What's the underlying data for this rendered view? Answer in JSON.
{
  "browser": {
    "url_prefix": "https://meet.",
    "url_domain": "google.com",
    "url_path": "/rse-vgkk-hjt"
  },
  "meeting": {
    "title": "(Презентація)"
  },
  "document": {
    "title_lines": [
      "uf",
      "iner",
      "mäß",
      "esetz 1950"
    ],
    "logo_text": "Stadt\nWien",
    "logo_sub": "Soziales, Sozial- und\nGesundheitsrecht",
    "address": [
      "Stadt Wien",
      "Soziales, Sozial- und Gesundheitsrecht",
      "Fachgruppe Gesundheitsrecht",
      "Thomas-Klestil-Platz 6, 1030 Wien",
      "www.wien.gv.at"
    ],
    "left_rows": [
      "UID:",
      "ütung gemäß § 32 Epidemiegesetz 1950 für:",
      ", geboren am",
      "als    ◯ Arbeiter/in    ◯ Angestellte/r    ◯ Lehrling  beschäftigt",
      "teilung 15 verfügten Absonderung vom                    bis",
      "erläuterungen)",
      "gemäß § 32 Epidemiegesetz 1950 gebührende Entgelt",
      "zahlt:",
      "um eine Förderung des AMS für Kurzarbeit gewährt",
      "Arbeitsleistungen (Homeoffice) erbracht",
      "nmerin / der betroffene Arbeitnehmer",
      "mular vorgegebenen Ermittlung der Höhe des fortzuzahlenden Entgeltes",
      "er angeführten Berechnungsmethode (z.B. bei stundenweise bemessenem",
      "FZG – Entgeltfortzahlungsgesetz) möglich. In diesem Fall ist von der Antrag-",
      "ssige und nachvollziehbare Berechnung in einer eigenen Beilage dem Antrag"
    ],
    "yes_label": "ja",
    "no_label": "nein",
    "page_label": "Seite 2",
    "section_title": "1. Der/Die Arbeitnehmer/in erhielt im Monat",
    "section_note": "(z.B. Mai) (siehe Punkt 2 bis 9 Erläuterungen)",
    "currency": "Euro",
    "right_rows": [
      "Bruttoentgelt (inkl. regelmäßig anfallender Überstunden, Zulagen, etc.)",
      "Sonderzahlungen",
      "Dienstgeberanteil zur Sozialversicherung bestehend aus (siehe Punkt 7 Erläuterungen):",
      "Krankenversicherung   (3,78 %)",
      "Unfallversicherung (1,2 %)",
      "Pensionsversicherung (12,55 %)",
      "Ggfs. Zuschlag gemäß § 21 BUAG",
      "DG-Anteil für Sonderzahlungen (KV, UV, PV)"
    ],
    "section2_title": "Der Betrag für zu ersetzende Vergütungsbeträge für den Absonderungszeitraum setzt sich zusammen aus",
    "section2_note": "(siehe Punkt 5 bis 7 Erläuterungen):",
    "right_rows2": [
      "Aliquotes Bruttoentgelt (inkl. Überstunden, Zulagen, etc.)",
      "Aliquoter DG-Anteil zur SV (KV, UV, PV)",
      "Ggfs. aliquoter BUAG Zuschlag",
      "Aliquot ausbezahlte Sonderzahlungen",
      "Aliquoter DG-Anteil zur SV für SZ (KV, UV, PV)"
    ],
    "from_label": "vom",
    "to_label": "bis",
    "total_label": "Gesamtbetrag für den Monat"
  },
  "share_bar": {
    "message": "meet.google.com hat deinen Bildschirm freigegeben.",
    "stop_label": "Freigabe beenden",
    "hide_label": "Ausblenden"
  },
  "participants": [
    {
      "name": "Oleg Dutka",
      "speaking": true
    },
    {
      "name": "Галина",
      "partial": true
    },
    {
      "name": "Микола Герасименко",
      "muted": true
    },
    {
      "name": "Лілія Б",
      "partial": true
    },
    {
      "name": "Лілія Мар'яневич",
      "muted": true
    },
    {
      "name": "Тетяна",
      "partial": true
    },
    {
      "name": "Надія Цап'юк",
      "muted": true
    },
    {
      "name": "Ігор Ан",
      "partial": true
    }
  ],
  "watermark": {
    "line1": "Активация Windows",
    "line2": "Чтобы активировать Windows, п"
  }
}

◆ **Exercise instructions**
Copy out all lines from the material above that contain the string "siehe".

◆ **Exercise solution**
    "section_note": "(z.B. Mai) (siehe Punkt 2 bis 9 Erläuterungen)",
      "Dienstgeberanteil zur Sozialversicherung bestehend aus (siehe Punkt 7 Erläuterungen):",
    "section2_note": "(siehe Punkt 5 bis 7 Erläuterungen):",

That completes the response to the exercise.